**JOB:** Go through the records underneath and write each one out again exactly.
━━ RECORD EXTRACTS
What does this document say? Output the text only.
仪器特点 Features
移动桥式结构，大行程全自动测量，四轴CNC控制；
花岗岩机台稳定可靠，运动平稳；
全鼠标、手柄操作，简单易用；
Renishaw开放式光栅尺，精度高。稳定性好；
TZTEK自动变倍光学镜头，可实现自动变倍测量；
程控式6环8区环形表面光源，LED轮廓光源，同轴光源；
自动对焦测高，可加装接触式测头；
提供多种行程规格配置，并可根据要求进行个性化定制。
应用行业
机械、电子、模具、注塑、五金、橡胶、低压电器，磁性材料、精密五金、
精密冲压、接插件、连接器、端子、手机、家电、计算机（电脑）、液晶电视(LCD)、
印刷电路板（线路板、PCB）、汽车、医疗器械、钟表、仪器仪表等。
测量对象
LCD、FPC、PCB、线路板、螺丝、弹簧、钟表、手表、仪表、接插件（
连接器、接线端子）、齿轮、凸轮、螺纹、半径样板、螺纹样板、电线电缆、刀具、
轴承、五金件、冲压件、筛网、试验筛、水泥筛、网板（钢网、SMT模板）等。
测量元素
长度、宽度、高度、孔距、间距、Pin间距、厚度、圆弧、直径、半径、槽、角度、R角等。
━━━━
**SOLUTION:**
What does this document say? Output the text only.
仪器特点 Features
移动桥式结构，大行程全自动测量，四轴CNC控制；
花岗岩机台稳定可靠，运动平稳；
全鼠标、手柄操作，简单易用；
Renishaw开放式光栅尺，精度高。稳定性好；
TZTEK自动变倍光学镜头，可实现自动变倍测量；
程控式6环8区环形表面光源，LED轮廓光源，同轴光源；
自动对焦测高，可加装接触式测头；
提供多种行程规格配置，并可根据要求进行个性化定制。
应用行业
机械、电子、模具、注塑、五金、橡胶、低压电器，磁性材料、精密五金、
精密冲压、接插件、连接器、端子、手机、家电、计算机（电脑）、液晶电视(LCD)、
印刷电路板（线路板、PCB）、汽车、医疗器械、钟表、仪器仪表等。
测量对象
LCD、FPC、PCB、线路板、螺丝、弹簧、钟表、手表、仪表、接插件（
连接器、接线端子）、齿轮、凸轮、螺纹、半径样板、螺纹样板、电线电缆、刀具、
轴承、五金件、冲压件、筛网、试验筛、水泥筛、网板（钢网、SMT模板）等。
测量元素
长度、宽度、高度、孔距、间距、Pin间距、厚度、圆弧、直径、半径、槽、角度、R角等。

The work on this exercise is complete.